* Start RECORDS SUPPLIED *

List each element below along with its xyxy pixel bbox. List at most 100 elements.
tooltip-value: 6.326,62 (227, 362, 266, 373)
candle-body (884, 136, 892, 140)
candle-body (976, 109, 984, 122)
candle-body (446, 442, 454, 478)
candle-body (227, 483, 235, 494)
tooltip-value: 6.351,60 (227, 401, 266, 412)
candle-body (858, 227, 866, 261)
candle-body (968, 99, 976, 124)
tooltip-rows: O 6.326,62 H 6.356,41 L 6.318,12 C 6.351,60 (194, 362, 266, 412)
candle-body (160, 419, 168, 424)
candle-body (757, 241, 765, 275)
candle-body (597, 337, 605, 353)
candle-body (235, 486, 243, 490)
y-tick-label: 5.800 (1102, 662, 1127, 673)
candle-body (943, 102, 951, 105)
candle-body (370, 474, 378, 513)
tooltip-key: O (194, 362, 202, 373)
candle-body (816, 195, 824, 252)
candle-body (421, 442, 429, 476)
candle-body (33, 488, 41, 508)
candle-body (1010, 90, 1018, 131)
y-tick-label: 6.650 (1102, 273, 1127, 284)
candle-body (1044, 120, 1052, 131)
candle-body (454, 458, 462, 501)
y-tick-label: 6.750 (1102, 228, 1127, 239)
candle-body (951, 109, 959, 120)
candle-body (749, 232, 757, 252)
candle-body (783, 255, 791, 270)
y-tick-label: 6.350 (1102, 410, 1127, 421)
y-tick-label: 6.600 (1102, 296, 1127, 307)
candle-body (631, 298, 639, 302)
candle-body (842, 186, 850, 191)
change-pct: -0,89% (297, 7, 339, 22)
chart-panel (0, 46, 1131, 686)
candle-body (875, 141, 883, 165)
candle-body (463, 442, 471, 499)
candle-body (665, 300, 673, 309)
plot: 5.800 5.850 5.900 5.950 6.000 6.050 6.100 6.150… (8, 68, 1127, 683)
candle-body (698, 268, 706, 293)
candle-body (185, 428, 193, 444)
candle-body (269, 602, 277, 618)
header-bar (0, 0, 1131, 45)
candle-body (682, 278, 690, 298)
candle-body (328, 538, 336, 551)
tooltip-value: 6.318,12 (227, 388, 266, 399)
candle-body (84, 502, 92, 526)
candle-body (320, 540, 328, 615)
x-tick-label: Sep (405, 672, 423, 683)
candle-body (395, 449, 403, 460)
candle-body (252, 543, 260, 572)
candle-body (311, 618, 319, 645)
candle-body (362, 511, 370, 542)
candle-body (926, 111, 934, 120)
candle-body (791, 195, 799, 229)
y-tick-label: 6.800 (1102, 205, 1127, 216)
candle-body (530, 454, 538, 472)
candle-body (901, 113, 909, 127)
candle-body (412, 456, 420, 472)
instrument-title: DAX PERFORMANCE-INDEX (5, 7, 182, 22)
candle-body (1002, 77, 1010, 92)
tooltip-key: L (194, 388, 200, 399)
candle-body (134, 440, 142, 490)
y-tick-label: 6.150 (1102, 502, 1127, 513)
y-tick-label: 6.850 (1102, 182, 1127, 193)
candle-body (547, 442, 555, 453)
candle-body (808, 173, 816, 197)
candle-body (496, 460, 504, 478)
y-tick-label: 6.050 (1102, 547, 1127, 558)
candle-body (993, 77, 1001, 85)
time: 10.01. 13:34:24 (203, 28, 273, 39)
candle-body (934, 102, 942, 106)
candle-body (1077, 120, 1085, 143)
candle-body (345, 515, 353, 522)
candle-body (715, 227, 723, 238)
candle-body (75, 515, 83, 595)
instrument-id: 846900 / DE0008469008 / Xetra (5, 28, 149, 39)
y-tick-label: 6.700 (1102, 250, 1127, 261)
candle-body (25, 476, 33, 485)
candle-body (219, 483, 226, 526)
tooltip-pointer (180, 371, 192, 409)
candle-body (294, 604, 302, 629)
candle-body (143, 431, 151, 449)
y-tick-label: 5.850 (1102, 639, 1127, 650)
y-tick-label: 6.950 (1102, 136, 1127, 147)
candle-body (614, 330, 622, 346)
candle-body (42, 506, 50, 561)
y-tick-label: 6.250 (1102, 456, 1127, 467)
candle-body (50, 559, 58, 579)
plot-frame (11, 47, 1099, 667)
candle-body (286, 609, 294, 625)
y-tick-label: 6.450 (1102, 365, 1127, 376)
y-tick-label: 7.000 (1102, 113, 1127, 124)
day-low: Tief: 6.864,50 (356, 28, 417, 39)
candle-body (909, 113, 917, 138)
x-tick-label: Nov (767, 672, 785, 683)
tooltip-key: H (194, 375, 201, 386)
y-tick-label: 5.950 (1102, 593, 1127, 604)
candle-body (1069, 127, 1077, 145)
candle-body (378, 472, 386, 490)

* End RECORDS SUPPLIED *

SHORT TASK - Swap every "candle-body" in the lines above for "bar-body", and write the lines out again with nothing else changed.

SOLUTION BELOW -
List each element below along with its xyxy pixel bbox. List at most 100 elements.
tooltip-value: 6.326,62 (227, 362, 266, 373)
bar-body (884, 136, 892, 140)
bar-body (976, 109, 984, 122)
bar-body (446, 442, 454, 478)
bar-body (227, 483, 235, 494)
tooltip-value: 6.351,60 (227, 401, 266, 412)
bar-body (858, 227, 866, 261)
bar-body (968, 99, 976, 124)
tooltip-rows: O 6.326,62 H 6.356,41 L 6.318,12 C 6.351,60 (194, 362, 266, 412)
bar-body (160, 419, 168, 424)
bar-body (757, 241, 765, 275)
bar-body (597, 337, 605, 353)
bar-body (235, 486, 243, 490)
y-tick-label: 5.800 (1102, 662, 1127, 673)
bar-body (943, 102, 951, 105)
bar-body (370, 474, 378, 513)
tooltip-key: O (194, 362, 202, 373)
bar-body (816, 195, 824, 252)
bar-body (421, 442, 429, 476)
bar-body (33, 488, 41, 508)
bar-body (1010, 90, 1018, 131)
y-tick-label: 6.650 (1102, 273, 1127, 284)
bar-body (1044, 120, 1052, 131)
bar-body (454, 458, 462, 501)
y-tick-label: 6.750 (1102, 228, 1127, 239)
bar-body (951, 109, 959, 120)
bar-body (749, 232, 757, 252)
bar-body (783, 255, 791, 270)
y-tick-label: 6.350 (1102, 410, 1127, 421)
y-tick-label: 6.600 (1102, 296, 1127, 307)
bar-body (631, 298, 639, 302)
bar-body (842, 186, 850, 191)
change-pct: -0,89% (297, 7, 339, 22)
chart-panel (0, 46, 1131, 686)
bar-body (875, 141, 883, 165)
bar-body (463, 442, 471, 499)
bar-body (665, 300, 673, 309)
plot: 5.800 5.850 5.900 5.950 6.000 6.050 6.100 6.150… (8, 68, 1127, 683)
bar-body (698, 268, 706, 293)
bar-body (185, 428, 193, 444)
bar-body (269, 602, 277, 618)
header-bar (0, 0, 1131, 45)
bar-body (682, 278, 690, 298)
bar-body (328, 538, 336, 551)
tooltip-value: 6.318,12 (227, 388, 266, 399)
bar-body (84, 502, 92, 526)
bar-body (320, 540, 328, 615)
x-tick-label: Sep (405, 672, 423, 683)
bar-body (395, 449, 403, 460)
bar-body (252, 543, 260, 572)
bar-body (311, 618, 319, 645)
bar-body (362, 511, 370, 542)
bar-body (926, 111, 934, 120)
bar-body (791, 195, 799, 229)
y-tick-label: 6.800 (1102, 205, 1127, 216)
bar-body (530, 454, 538, 472)
bar-body (901, 113, 909, 127)
bar-body (412, 456, 420, 472)
instrument-title: DAX PERFORMANCE-INDEX (5, 7, 182, 22)
bar-body (1002, 77, 1010, 92)
tooltip-key: L (194, 388, 200, 399)
bar-body (134, 440, 142, 490)
y-tick-label: 6.150 (1102, 502, 1127, 513)
y-tick-label: 6.850 (1102, 182, 1127, 193)
bar-body (547, 442, 555, 453)
bar-body (808, 173, 816, 197)
bar-body (496, 460, 504, 478)
y-tick-label: 6.050 (1102, 547, 1127, 558)
bar-body (993, 77, 1001, 85)
time: 10.01. 13:34:24 (203, 28, 273, 39)
bar-body (934, 102, 942, 106)
bar-body (1077, 120, 1085, 143)
bar-body (345, 515, 353, 522)
bar-body (715, 227, 723, 238)
bar-body (75, 515, 83, 595)
instrument-id: 846900 / DE0008469008 / Xetra (5, 28, 149, 39)
y-tick-label: 6.700 (1102, 250, 1127, 261)
bar-body (25, 476, 33, 485)
bar-body (219, 483, 226, 526)
tooltip-pointer (180, 371, 192, 409)
bar-body (294, 604, 302, 629)
bar-body (143, 431, 151, 449)
y-tick-label: 5.850 (1102, 639, 1127, 650)
y-tick-label: 6.950 (1102, 136, 1127, 147)
bar-body (614, 330, 622, 346)
bar-body (42, 506, 50, 561)
y-tick-label: 6.250 (1102, 456, 1127, 467)
bar-body (50, 559, 58, 579)
plot-frame (11, 47, 1099, 667)
bar-body (286, 609, 294, 625)
y-tick-label: 6.450 (1102, 365, 1127, 376)
y-tick-label: 7.000 (1102, 113, 1127, 124)
day-low: Tief: 6.864,50 (356, 28, 417, 39)
bar-body (909, 113, 917, 138)
x-tick-label: Nov (767, 672, 785, 683)
tooltip-key: H (194, 375, 201, 386)
y-tick-label: 5.950 (1102, 593, 1127, 604)
bar-body (1069, 127, 1077, 145)
bar-body (378, 472, 386, 490)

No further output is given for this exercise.